Data entries
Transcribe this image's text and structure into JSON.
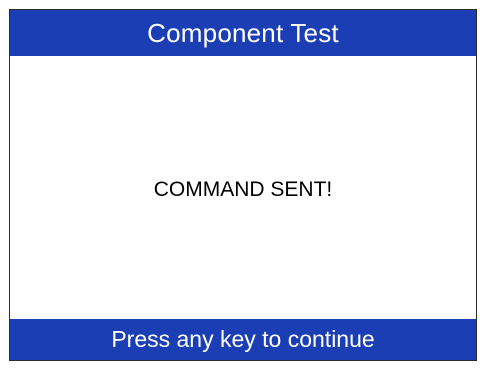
{
  "header": {
    "title": "Component Test"
  },
  "main": {
    "message": "COMMAND SENT!"
  },
  "footer": {
    "prompt": "Press any key to continue"
  },
  "colors": {
    "bar_background": "#1b3eb5",
    "bar_text": "#ffffff",
    "content_background": "#ffffff",
    "message_text": "#000000"
  }
}
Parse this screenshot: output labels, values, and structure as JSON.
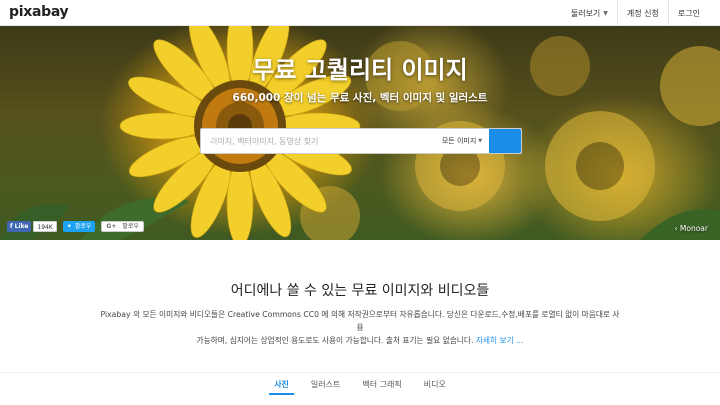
{
  "header": {
    "logo": "pixabay",
    "nav": {
      "explore": "둘러보기",
      "signup": "계정 신청",
      "login": "로그인"
    }
  },
  "hero": {
    "title": "무료 고퀄리티 이미지",
    "subtitle": "660,000 장이 넘는 무료 사진, 벡터 이미지 및 일러스트",
    "search": {
      "placeholder": "이미지, 벡터이미지, 동영상 찾기",
      "type_selected": "모든 이미지"
    },
    "social": {
      "fb_like": "Like",
      "fb_count": "194K",
      "twitter": "팔로우",
      "gplus": "팔로우",
      "gplus_glyph": "G+"
    },
    "credit": "Monoar"
  },
  "intro": {
    "title": "어디에나 쓸 수 있는 무료 이미지와 비디오들",
    "desc_line1": "Pixabay 의 모든 이미지와 비디오들은 Creative Commons CC0 에 의해 저작권으로부터 자유롭습니다. 당신은 다운로드,수정,배포를 로열티 없이 마음대로 사용",
    "desc_line2": "가능하며, 심지어는 상업적인 용도로도 사용이 가능합니다. 출처 표기는 필요 없습니다.",
    "more_link": "자세히 보기 ..."
  },
  "tabs": [
    {
      "label": "사진"
    },
    {
      "label": "일러스트"
    },
    {
      "label": "벡터 그래픽"
    },
    {
      "label": "비디오"
    }
  ],
  "colors": {
    "accent": "#1a8ee6",
    "facebook": "#4267b2",
    "twitter": "#1da1f2"
  }
}
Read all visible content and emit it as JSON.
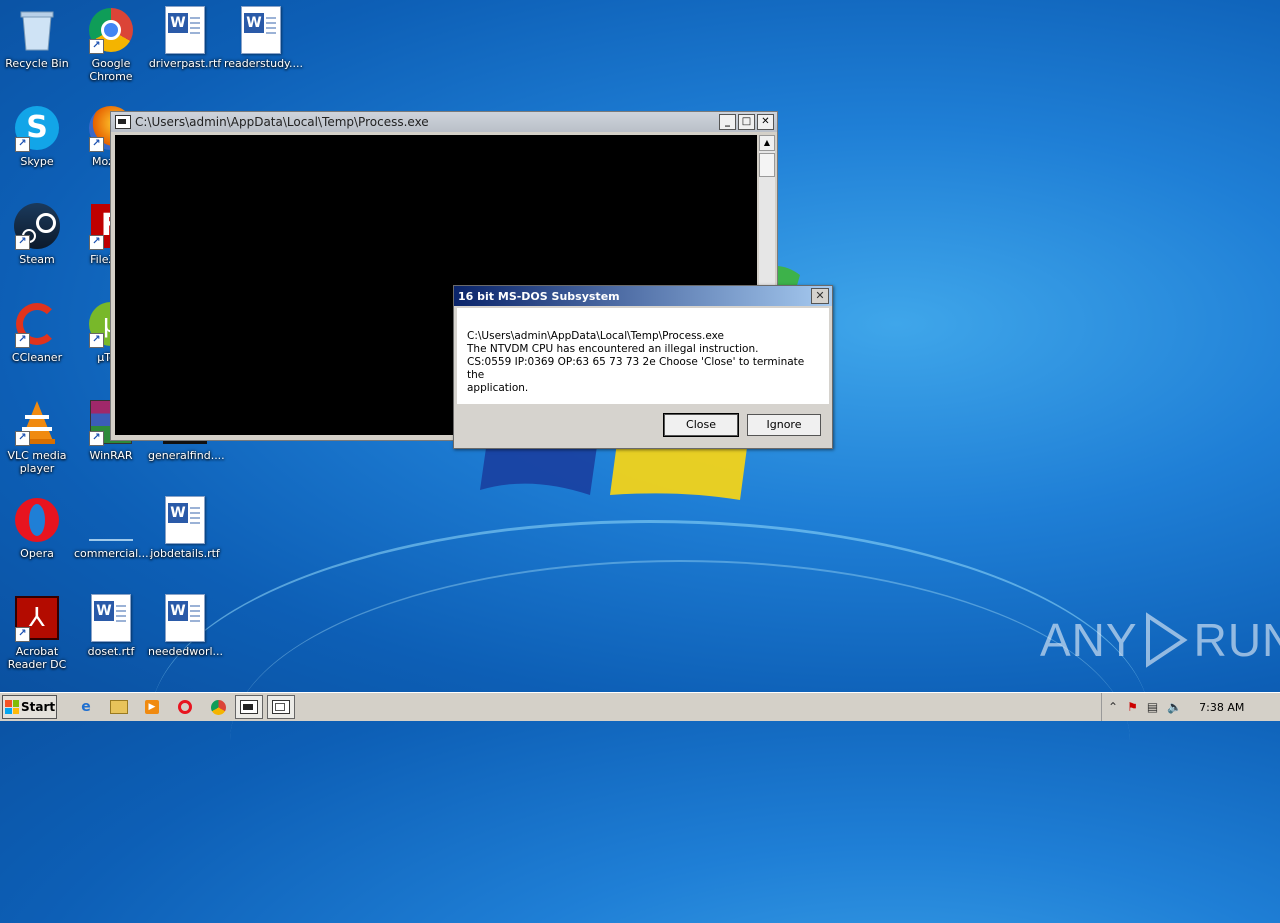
{
  "desktop": {
    "icons": [
      {
        "label": "Recycle Bin",
        "icon": "recycle-bin-icon"
      },
      {
        "label": "Google Chrome",
        "icon": "chrome-icon"
      },
      {
        "label": "driverpast.rtf",
        "icon": "word-document-icon"
      },
      {
        "label": "readerstudy....",
        "icon": "word-document-icon"
      },
      {
        "label": "Skype",
        "icon": "skype-icon"
      },
      {
        "label": "Mozilla",
        "icon": "firefox-icon"
      },
      {
        "label": "Steam",
        "icon": "steam-icon"
      },
      {
        "label": "FileZilla",
        "icon": "filezilla-icon"
      },
      {
        "label": "CCleaner",
        "icon": "ccleaner-icon"
      },
      {
        "label": "µTorr",
        "icon": "utorrent-icon"
      },
      {
        "label": "VLC media player",
        "icon": "vlc-icon"
      },
      {
        "label": "WinRAR",
        "icon": "winrar-icon"
      },
      {
        "label": "generalfind....",
        "icon": "file-icon"
      },
      {
        "label": "Opera",
        "icon": "opera-icon"
      },
      {
        "label": "commercial....",
        "icon": "file-icon"
      },
      {
        "label": "jobdetails.rtf",
        "icon": "word-document-icon"
      },
      {
        "label": "Acrobat Reader DC",
        "icon": "acrobat-icon"
      },
      {
        "label": "doset.rtf",
        "icon": "word-document-icon"
      },
      {
        "label": "neededworl...",
        "icon": "word-document-icon"
      }
    ]
  },
  "console_window": {
    "title": "C:\\Users\\admin\\AppData\\Local\\Temp\\Process.exe"
  },
  "dialog": {
    "title": "16 bit MS-DOS Subsystem",
    "message_lines": [
      "C:\\Users\\admin\\AppData\\Local\\Temp\\Process.exe",
      "The NTVDM CPU has encountered an illegal instruction.",
      "CS:0559 IP:0369 OP:63 65 73 73 2e Choose 'Close' to terminate the",
      "application."
    ],
    "close_label": "Close",
    "ignore_label": "Ignore"
  },
  "taskbar": {
    "start_label": "Start",
    "clock": "7:38 AM"
  },
  "watermark": {
    "left": "ANY",
    "right": "RUN"
  },
  "colors": {
    "dialog_title_start": "#0a246a",
    "dialog_title_end": "#a6caf0"
  }
}
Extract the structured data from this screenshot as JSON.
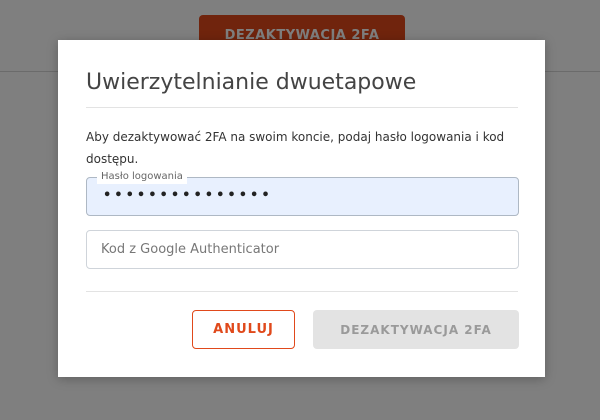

Given problem | Give the count of lines containing "screenshot", with no added text.

Correct output | 2